#### [Extracted records]

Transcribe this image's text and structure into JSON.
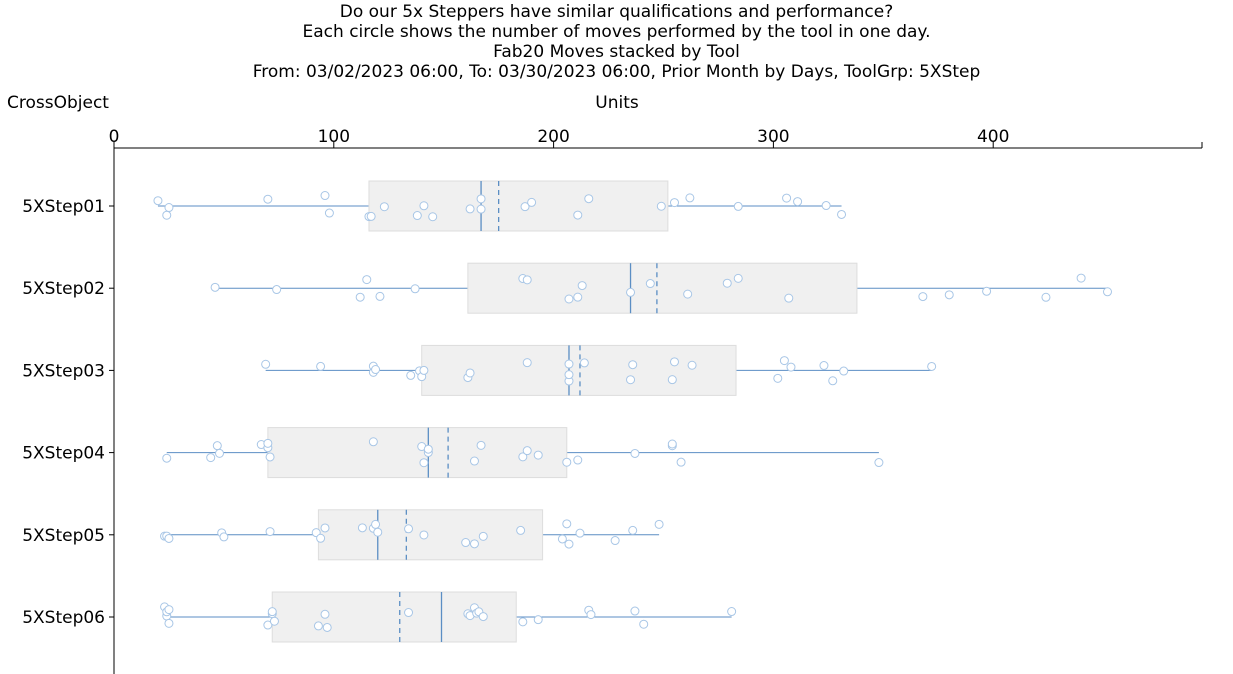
{
  "header": {
    "title": "Do our 5x Steppers have similar qualifications and performance?",
    "subtitle": "Each circle shows the number of moves performed by the tool in one day.",
    "line3": "Fab20 Moves stacked by Tool",
    "line4": "From: 03/02/2023 06:00, To: 03/30/2023 06:00, Prior Month by Days, ToolGrp: 5XStep"
  },
  "chart_data": {
    "type": "box-plot",
    "orientation": "horizontal",
    "ylabel": "CrossObject",
    "xlabel": "Units",
    "xlim": [
      0,
      495
    ],
    "x_ticks": [
      0,
      100,
      200,
      300,
      400
    ],
    "colors": {
      "line": "#5b8ec4",
      "box": "#f0f0f0",
      "box_edge": "#dddddd",
      "point": "#a8c6e6"
    },
    "categories": [
      "5XStep01",
      "5XStep02",
      "5XStep03",
      "5XStep04",
      "5XStep05",
      "5XStep06"
    ],
    "boxes": [
      {
        "tool": "5XStep01",
        "whisker_low": 20,
        "q1": 116,
        "median": 167,
        "mean": 175,
        "q3": 252,
        "whisker_high": 331,
        "points": [
          20,
          24,
          25,
          70,
          96,
          98,
          116,
          117,
          123,
          138,
          141,
          145,
          162,
          167,
          167,
          187,
          190,
          211,
          216,
          249,
          255,
          262,
          284,
          306,
          311,
          324,
          331
        ]
      },
      {
        "tool": "5XStep02",
        "whisker_low": 46,
        "q1": 161,
        "median": 235,
        "mean": 247,
        "q3": 338,
        "whisker_high": 452,
        "points": [
          46,
          74,
          112,
          115,
          121,
          137,
          186,
          188,
          207,
          211,
          213,
          235,
          244,
          261,
          279,
          284,
          307,
          368,
          380,
          397,
          424,
          440,
          452
        ]
      },
      {
        "tool": "5XStep03",
        "whisker_low": 69,
        "q1": 140,
        "median": 207,
        "mean": 212,
        "q3": 283,
        "whisker_high": 372,
        "points": [
          69,
          94,
          118,
          118,
          119,
          135,
          139,
          140,
          141,
          161,
          162,
          188,
          207,
          207,
          207,
          214,
          235,
          236,
          254,
          255,
          263,
          302,
          305,
          308,
          323,
          327,
          332,
          372
        ]
      },
      {
        "tool": "5XStep04",
        "whisker_low": 24,
        "q1": 70,
        "median": 143,
        "mean": 152,
        "q3": 206,
        "whisker_high": 348,
        "points": [
          24,
          44,
          47,
          48,
          67,
          70,
          70,
          71,
          118,
          140,
          141,
          143,
          143,
          164,
          167,
          186,
          188,
          193,
          206,
          211,
          237,
          254,
          254,
          258,
          348
        ]
      },
      {
        "tool": "5XStep05",
        "whisker_low": 23,
        "q1": 93,
        "median": 120,
        "mean": 133,
        "q3": 195,
        "whisker_high": 248,
        "points": [
          23,
          24,
          25,
          49,
          50,
          71,
          92,
          94,
          96,
          113,
          118,
          119,
          120,
          134,
          141,
          160,
          164,
          168,
          185,
          204,
          206,
          207,
          212,
          228,
          236,
          248
        ]
      },
      {
        "tool": "5XStep06",
        "whisker_low": 23,
        "q1": 72,
        "median": 149,
        "mean": 130,
        "q3": 183,
        "whisker_high": 281,
        "points": [
          23,
          24,
          24,
          25,
          25,
          70,
          72,
          72,
          73,
          93,
          96,
          97,
          134,
          161,
          162,
          164,
          165,
          166,
          168,
          186,
          193,
          216,
          217,
          237,
          241,
          281
        ]
      }
    ]
  }
}
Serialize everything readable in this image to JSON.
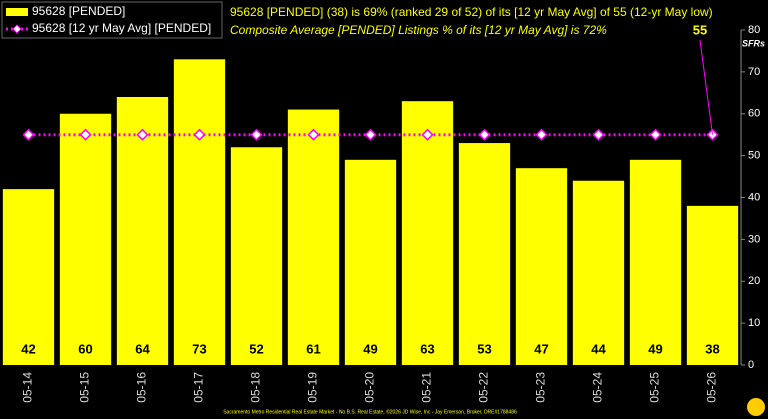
{
  "chart_data": {
    "type": "bar",
    "annotation": "95628 [PENDED] (38) is 69% (ranked 29 of 52) of its [12 yr May Avg] of 55 (12-yr May low)",
    "subtitle": "Composite Average [PENDED] Listings % of its [12 yr May Avg] is 72%",
    "y_label": "SFRs",
    "footer": "Sacramento Metro Residential Real Estate Market - No B.S. Real Estate, ©2026 JD Wise, Inc - Jay Emerson, Broker, DRE#1788486",
    "categories": [
      "05-14",
      "05-15",
      "05-16",
      "05-17",
      "05-18",
      "05-19",
      "05-20",
      "05-21",
      "05-22",
      "05-23",
      "05-24",
      "05-25",
      "05-26"
    ],
    "series": [
      {
        "name": "95628 [PENDED]",
        "type": "bar",
        "color": "#ffff00",
        "values": [
          42,
          60,
          64,
          73,
          52,
          61,
          49,
          63,
          53,
          47,
          44,
          49,
          38
        ]
      },
      {
        "name": "95628 [12 yr May Avg] [PENDED]",
        "type": "line",
        "color": "#ff00ff",
        "values": [
          55,
          55,
          55,
          55,
          55,
          55,
          55,
          55,
          55,
          55,
          55,
          55,
          55
        ]
      }
    ],
    "ylim": [
      0,
      80
    ],
    "yticks": [
      0,
      10,
      20,
      30,
      40,
      50,
      60,
      70,
      80
    ],
    "grid": false,
    "legend": "upper left"
  }
}
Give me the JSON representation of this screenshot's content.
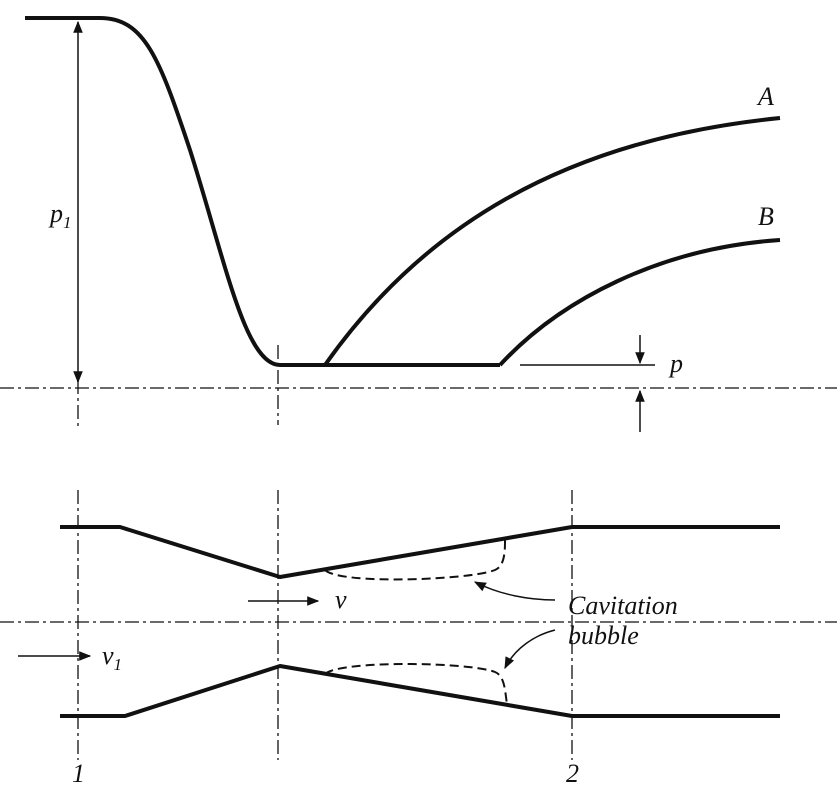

#### [Stated task]
Find how many lines in the records contain the string "JSON", then give the number alone.

#### [Output for this exercise]
3